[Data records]
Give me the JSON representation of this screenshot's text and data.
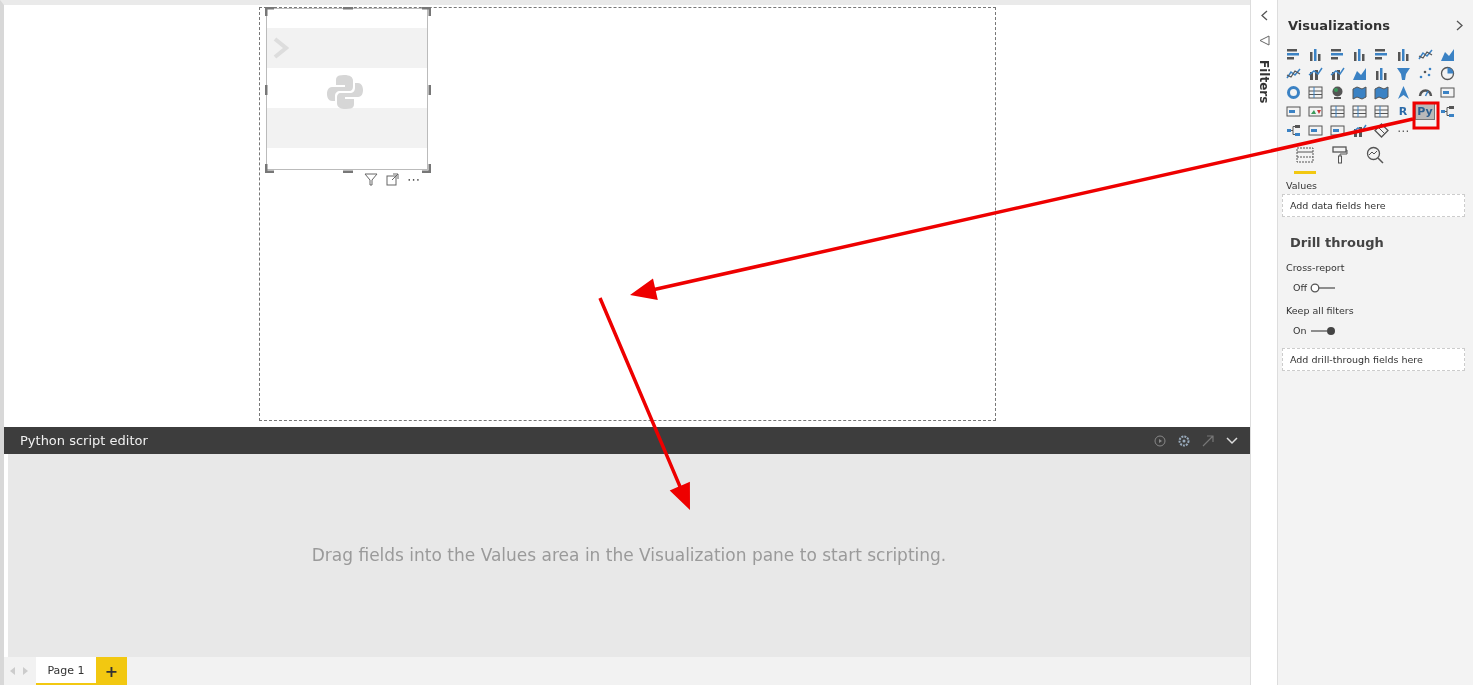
{
  "report_canvas": {
    "visual_header": {
      "more": "⋯"
    }
  },
  "script_editor": {
    "title": "Python script editor",
    "message": "Drag fields into the Values area in the Visualization pane to start scripting."
  },
  "page_tabs": [
    {
      "label": "Page 1",
      "selected": true
    }
  ],
  "add_page": "+",
  "filters_pane": {
    "label": "Filters",
    "expanded": false
  },
  "visualizations": {
    "title": "Visualizations",
    "script_visuals": [
      {
        "label": "R",
        "selected": false
      },
      {
        "label": "Py",
        "selected": true
      }
    ],
    "more": "⋯",
    "pane_tabs": [
      {
        "kind": "fields",
        "selected": true
      },
      {
        "kind": "format",
        "selected": false
      },
      {
        "kind": "analytics",
        "selected": false
      }
    ],
    "values": {
      "label": "Values",
      "placeholder": "Add data fields here"
    },
    "drill_through": {
      "title": "Drill through",
      "toggles": [
        {
          "label": "Cross-report",
          "state_label": "Off",
          "on": false
        },
        {
          "label": "Keep all filters",
          "state_label": "On",
          "on": true
        }
      ],
      "placeholder": "Add drill-through fields here"
    }
  }
}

• **EXERCISE DIRECTIONS**
Extract the full listing exactly, with the pictures left out.

• **TASK RESULT**
Give me the JSON representation of this screenshot's text and data.
{
  "report_canvas": {
    "visual_header": {
      "more": "⋯"
    }
  },
  "script_editor": {
    "title": "Python script editor",
    "message": "Drag fields into the Values area in the Visualization pane to start scripting."
  },
  "page_tabs": [
    {
      "label": "Page 1",
      "selected": true
    }
  ],
  "add_page": "+",
  "filters_pane": {
    "label": "Filters",
    "expanded": false
  },
  "visualizations": {
    "title": "Visualizations",
    "script_visuals": [
      {
        "label": "R",
        "selected": false
      },
      {
        "label": "Py",
        "selected": true
      }
    ],
    "more": "⋯",
    "pane_tabs": [
      {
        "kind": "fields",
        "selected": true
      },
      {
        "kind": "format",
        "selected": false
      },
      {
        "kind": "analytics",
        "selected": false
      }
    ],
    "values": {
      "label": "Values",
      "placeholder": "Add data fields here"
    },
    "drill_through": {
      "title": "Drill through",
      "toggles": [
        {
          "label": "Cross-report",
          "state_label": "Off",
          "on": false
        },
        {
          "label": "Keep all filters",
          "state_label": "On",
          "on": true
        }
      ],
      "placeholder": "Add drill-through fields here"
    }
  }
}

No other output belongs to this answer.